== RECORD LIST ==
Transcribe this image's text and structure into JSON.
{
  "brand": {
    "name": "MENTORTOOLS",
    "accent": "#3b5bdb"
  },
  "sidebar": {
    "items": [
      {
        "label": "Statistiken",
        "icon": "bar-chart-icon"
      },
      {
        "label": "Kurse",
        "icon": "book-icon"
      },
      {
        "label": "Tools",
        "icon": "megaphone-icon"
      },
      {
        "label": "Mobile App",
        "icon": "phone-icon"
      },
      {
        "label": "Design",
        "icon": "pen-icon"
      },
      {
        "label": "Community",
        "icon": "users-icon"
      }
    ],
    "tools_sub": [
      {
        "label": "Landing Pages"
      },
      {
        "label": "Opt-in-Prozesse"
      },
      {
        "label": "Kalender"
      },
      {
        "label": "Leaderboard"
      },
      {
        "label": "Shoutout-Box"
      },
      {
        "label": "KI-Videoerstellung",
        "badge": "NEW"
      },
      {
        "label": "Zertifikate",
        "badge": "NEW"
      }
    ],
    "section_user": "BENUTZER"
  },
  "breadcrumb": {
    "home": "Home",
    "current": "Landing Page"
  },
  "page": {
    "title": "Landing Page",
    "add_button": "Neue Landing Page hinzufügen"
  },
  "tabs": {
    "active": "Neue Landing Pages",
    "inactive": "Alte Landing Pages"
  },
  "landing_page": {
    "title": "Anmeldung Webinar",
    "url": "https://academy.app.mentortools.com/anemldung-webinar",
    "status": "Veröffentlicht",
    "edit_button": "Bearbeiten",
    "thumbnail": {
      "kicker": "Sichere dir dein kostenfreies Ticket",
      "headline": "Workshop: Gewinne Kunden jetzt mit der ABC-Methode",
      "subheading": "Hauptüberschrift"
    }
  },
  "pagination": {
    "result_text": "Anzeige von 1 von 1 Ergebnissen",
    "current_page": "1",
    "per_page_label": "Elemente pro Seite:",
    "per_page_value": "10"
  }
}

== SHORT PROBLEM ==
Go through the listing and copy all of it exactly.

== EXERCISE RESPONSE ==
Transcribe this image's text and structure into JSON.
{
  "brand": {
    "name": "MENTORTOOLS",
    "accent": "#3b5bdb"
  },
  "sidebar": {
    "items": [
      {
        "label": "Statistiken",
        "icon": "bar-chart-icon"
      },
      {
        "label": "Kurse",
        "icon": "book-icon"
      },
      {
        "label": "Tools",
        "icon": "megaphone-icon"
      },
      {
        "label": "Mobile App",
        "icon": "phone-icon"
      },
      {
        "label": "Design",
        "icon": "pen-icon"
      },
      {
        "label": "Community",
        "icon": "users-icon"
      }
    ],
    "tools_sub": [
      {
        "label": "Landing Pages"
      },
      {
        "label": "Opt-in-Prozesse"
      },
      {
        "label": "Kalender"
      },
      {
        "label": "Leaderboard"
      },
      {
        "label": "Shoutout-Box"
      },
      {
        "label": "KI-Videoerstellung",
        "badge": "NEW"
      },
      {
        "label": "Zertifikate",
        "badge": "NEW"
      }
    ],
    "section_user": "BENUTZER"
  },
  "breadcrumb": {
    "home": "Home",
    "current": "Landing Page"
  },
  "page": {
    "title": "Landing Page",
    "add_button": "Neue Landing Page hinzufügen"
  },
  "tabs": {
    "active": "Neue Landing Pages",
    "inactive": "Alte Landing Pages"
  },
  "landing_page": {
    "title": "Anmeldung Webinar",
    "url": "https://academy.app.mentortools.com/anemldung-webinar",
    "status": "Veröffentlicht",
    "edit_button": "Bearbeiten",
    "thumbnail": {
      "kicker": "Sichere dir dein kostenfreies Ticket",
      "headline": "Workshop: Gewinne Kunden jetzt mit der ABC-Methode",
      "subheading": "Hauptüberschrift"
    }
  },
  "pagination": {
    "result_text": "Anzeige von 1 von 1 Ergebnissen",
    "current_page": "1",
    "per_page_label": "Elemente pro Seite:",
    "per_page_value": "10"
  }
}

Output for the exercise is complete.